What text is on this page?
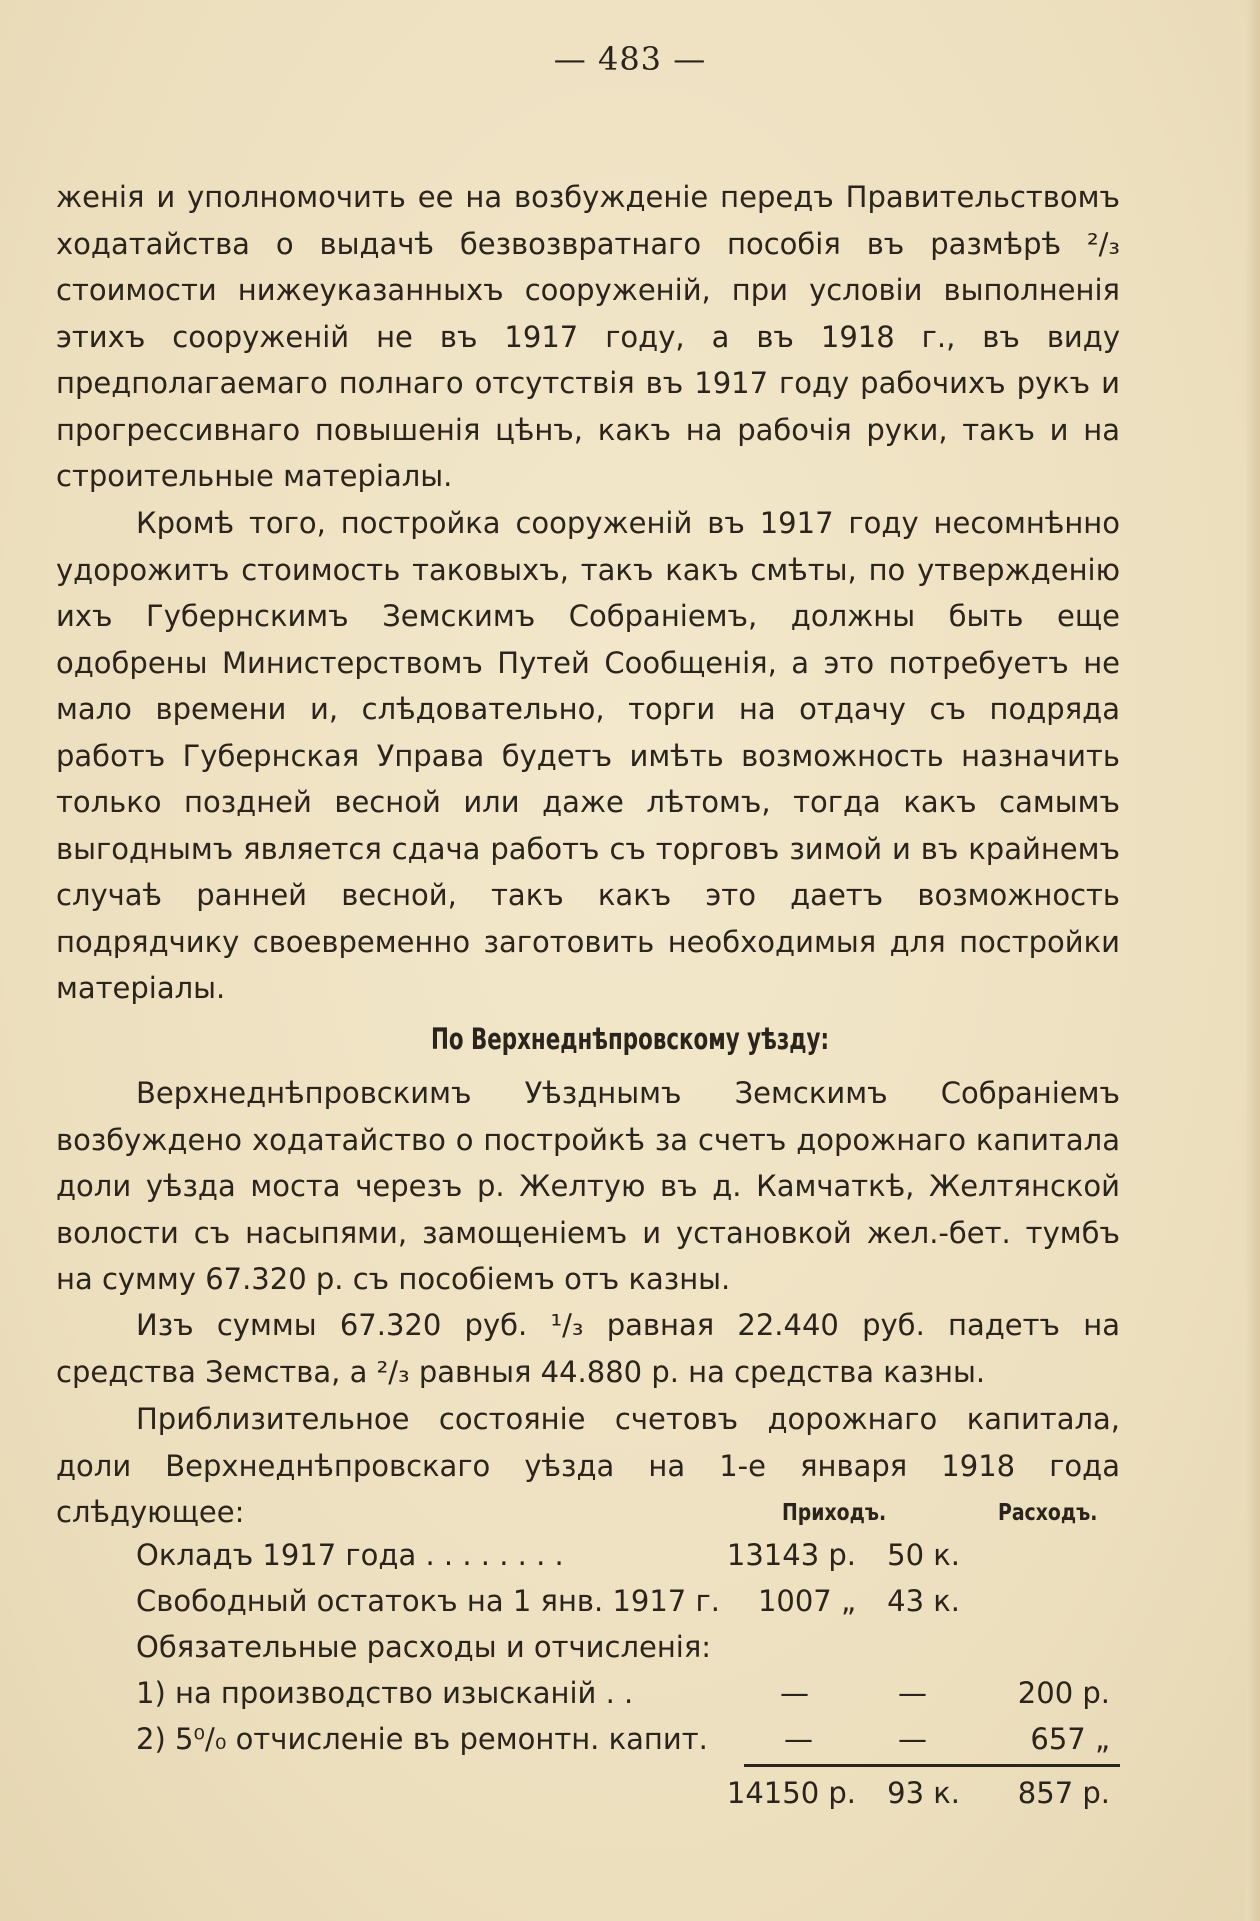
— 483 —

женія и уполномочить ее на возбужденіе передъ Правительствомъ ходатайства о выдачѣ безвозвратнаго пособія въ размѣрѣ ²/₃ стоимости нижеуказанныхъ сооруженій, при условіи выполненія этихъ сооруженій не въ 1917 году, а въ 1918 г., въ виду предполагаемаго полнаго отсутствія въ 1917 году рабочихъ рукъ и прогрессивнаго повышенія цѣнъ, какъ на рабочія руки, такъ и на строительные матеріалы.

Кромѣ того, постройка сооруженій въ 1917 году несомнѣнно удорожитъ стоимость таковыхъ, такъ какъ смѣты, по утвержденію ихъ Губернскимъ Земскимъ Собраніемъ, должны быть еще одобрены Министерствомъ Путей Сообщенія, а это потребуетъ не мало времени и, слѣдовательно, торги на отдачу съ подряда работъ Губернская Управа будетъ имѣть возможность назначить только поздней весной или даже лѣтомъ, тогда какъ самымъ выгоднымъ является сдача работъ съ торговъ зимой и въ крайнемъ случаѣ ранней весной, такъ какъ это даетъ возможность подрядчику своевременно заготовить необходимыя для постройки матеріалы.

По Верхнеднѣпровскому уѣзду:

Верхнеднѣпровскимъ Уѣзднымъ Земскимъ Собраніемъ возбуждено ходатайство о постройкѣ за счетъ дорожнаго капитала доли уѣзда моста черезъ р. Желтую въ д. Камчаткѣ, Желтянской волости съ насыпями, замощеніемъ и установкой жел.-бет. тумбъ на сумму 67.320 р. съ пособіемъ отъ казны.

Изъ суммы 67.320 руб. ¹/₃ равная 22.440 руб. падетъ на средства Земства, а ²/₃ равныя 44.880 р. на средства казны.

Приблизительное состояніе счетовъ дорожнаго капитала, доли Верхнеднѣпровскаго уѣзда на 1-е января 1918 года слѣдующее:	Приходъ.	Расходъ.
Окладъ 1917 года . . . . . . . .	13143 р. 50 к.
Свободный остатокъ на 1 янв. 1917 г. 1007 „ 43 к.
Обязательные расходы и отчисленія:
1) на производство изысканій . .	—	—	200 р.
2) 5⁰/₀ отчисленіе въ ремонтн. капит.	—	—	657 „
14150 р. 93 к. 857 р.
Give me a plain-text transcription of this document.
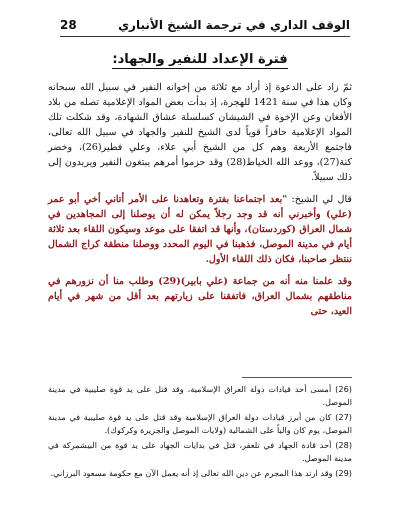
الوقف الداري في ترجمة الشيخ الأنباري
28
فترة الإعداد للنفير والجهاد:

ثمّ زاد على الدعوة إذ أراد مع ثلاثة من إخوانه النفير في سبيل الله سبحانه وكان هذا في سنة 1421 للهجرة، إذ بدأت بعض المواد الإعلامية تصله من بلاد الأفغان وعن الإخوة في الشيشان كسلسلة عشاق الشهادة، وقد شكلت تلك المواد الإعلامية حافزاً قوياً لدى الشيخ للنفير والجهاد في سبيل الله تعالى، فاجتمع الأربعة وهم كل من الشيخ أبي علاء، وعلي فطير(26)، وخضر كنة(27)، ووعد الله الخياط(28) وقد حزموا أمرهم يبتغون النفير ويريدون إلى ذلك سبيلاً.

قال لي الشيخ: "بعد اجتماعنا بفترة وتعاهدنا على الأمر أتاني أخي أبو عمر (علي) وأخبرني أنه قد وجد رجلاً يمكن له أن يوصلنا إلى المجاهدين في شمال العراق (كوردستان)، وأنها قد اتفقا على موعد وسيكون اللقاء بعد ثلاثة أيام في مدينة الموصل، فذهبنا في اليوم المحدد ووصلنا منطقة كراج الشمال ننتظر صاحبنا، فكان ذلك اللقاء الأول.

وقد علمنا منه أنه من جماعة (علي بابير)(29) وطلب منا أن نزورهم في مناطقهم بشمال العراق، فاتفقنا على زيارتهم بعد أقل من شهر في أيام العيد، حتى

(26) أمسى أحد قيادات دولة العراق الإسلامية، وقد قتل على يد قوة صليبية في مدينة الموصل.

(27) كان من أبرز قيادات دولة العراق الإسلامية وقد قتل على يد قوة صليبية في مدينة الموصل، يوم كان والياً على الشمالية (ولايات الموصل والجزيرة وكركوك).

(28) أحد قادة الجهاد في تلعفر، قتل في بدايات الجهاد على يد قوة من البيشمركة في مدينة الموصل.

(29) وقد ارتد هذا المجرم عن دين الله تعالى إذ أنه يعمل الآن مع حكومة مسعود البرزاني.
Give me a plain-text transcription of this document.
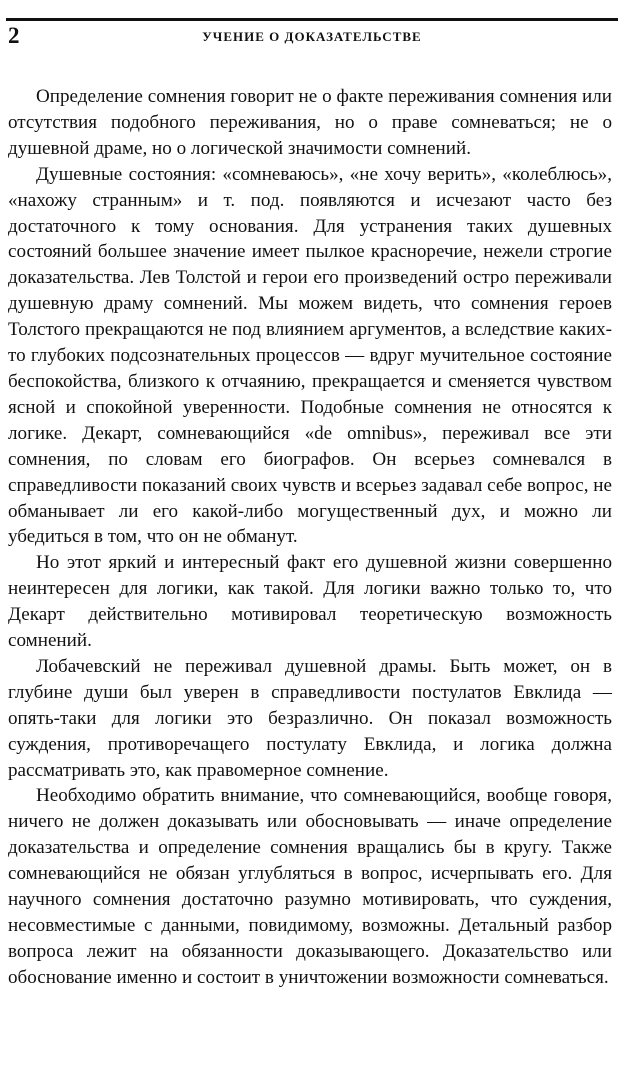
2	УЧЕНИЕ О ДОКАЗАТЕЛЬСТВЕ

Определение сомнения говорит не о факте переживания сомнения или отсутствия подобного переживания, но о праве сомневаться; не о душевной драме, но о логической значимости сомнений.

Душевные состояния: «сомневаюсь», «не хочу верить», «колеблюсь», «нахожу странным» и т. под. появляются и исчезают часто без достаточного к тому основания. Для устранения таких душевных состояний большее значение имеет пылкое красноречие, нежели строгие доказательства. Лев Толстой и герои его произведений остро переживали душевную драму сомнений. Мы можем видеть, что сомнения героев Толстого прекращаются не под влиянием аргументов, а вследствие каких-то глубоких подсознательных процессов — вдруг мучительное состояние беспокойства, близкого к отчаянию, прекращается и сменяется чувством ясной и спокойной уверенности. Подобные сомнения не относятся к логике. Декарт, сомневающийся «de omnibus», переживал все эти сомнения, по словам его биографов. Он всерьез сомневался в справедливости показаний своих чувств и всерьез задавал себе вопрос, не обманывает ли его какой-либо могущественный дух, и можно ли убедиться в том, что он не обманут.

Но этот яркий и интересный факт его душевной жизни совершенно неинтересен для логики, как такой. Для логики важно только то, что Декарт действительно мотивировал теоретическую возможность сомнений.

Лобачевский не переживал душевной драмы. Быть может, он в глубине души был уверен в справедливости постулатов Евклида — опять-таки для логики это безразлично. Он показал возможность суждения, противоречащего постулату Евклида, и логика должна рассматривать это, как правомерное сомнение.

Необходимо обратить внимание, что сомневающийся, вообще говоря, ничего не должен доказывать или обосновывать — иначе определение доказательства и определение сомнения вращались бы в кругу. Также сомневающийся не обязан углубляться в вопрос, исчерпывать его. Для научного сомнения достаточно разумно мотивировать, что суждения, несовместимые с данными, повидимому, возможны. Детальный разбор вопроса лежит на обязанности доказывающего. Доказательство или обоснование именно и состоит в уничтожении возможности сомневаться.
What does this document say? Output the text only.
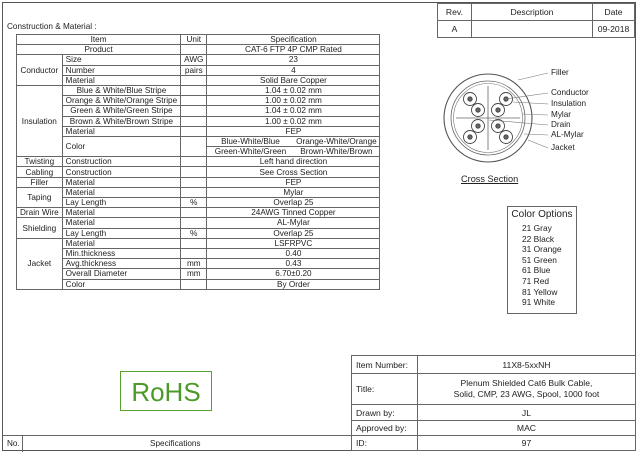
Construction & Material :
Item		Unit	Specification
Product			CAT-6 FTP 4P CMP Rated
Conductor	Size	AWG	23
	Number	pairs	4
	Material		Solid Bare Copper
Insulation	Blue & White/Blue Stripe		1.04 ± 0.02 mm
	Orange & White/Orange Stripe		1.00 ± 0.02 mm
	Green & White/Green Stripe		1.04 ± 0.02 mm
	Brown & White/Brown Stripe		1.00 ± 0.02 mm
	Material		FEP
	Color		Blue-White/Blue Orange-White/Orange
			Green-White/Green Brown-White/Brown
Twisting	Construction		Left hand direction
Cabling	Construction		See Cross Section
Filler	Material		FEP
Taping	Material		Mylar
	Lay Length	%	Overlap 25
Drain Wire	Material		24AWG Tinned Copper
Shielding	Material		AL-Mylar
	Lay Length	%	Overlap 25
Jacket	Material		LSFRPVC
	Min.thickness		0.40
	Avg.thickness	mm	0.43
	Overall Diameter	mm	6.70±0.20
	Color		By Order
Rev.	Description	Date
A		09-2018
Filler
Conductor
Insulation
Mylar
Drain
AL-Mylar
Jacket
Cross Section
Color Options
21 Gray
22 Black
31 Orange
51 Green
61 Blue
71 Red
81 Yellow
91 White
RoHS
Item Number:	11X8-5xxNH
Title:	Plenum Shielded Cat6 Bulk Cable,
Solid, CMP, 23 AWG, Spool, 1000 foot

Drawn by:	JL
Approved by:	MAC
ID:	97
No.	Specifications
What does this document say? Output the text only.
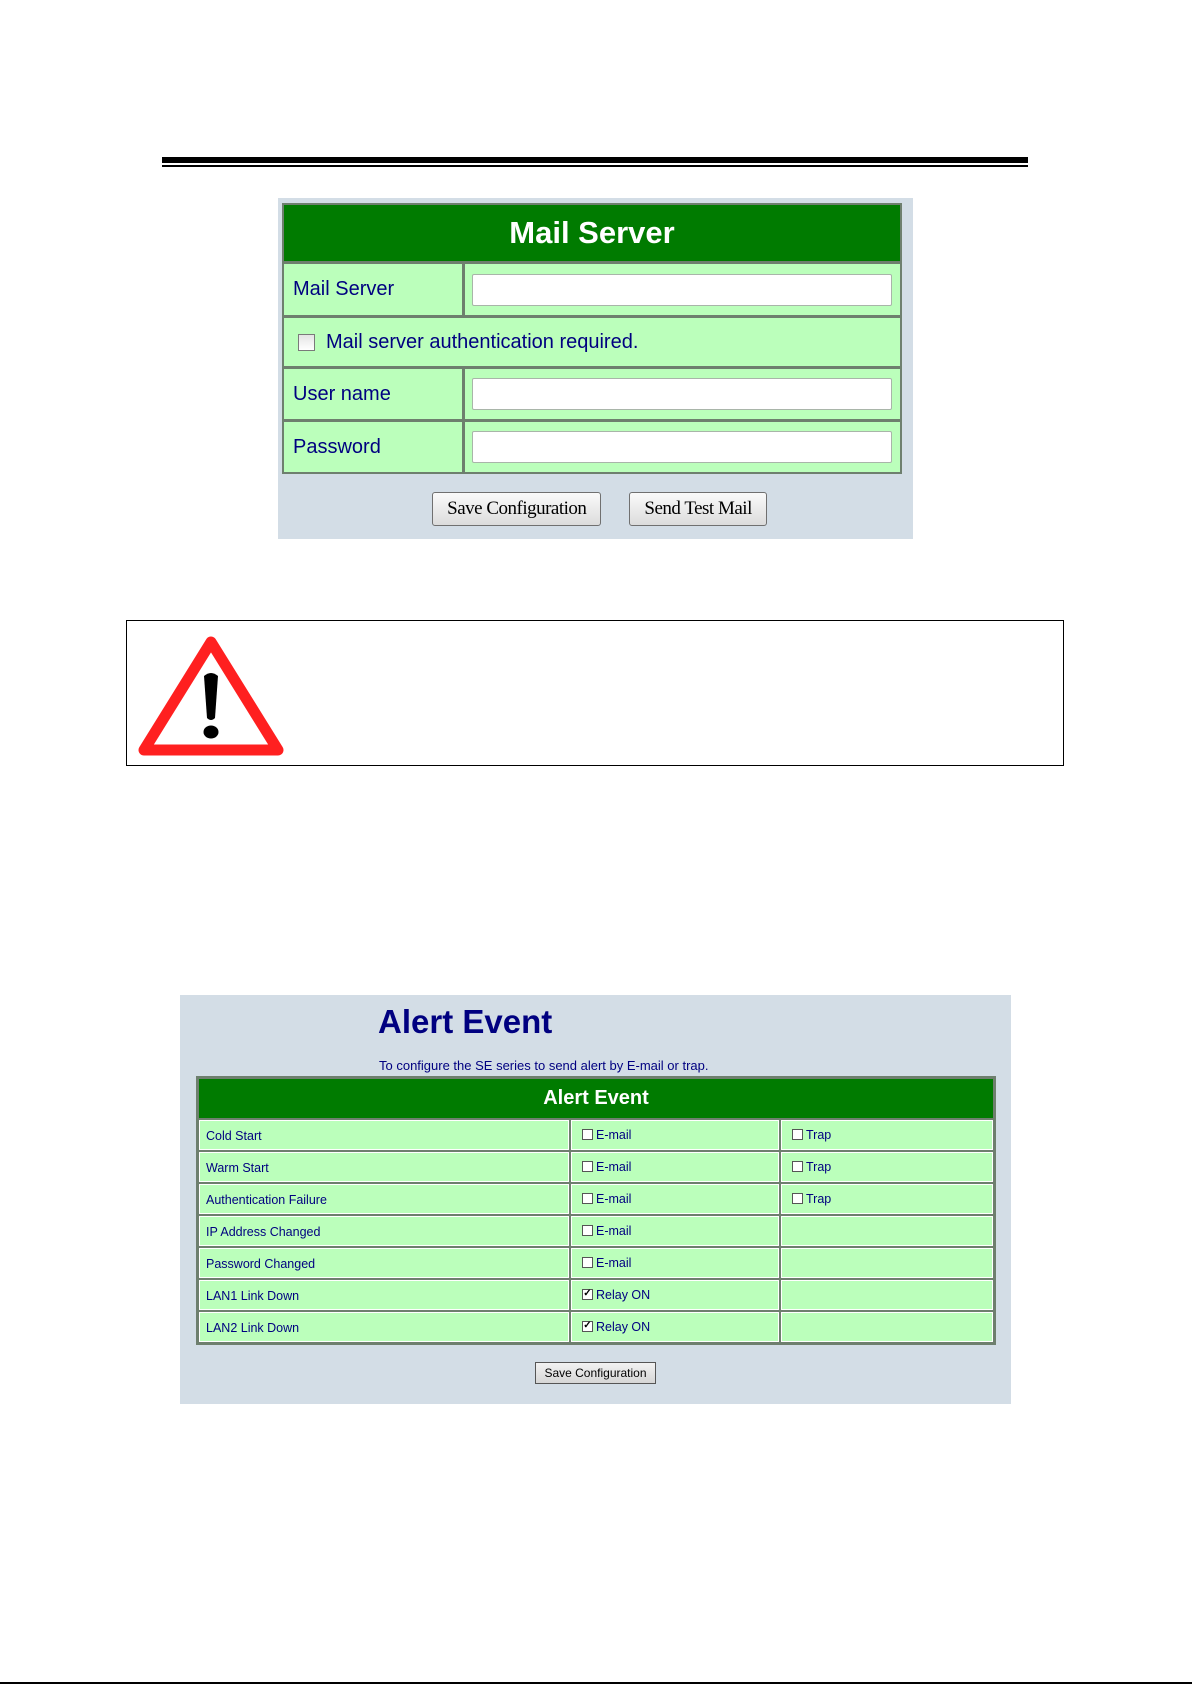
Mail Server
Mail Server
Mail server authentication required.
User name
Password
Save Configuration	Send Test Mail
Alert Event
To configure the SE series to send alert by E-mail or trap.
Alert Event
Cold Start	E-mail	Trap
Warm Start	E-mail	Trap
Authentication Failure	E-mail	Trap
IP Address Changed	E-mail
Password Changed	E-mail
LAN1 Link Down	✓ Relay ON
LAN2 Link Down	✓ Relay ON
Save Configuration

----------------

Objective: Looking at the entries above, state how many lines contain "قيادات"; give the number alone.

Response to this task: 2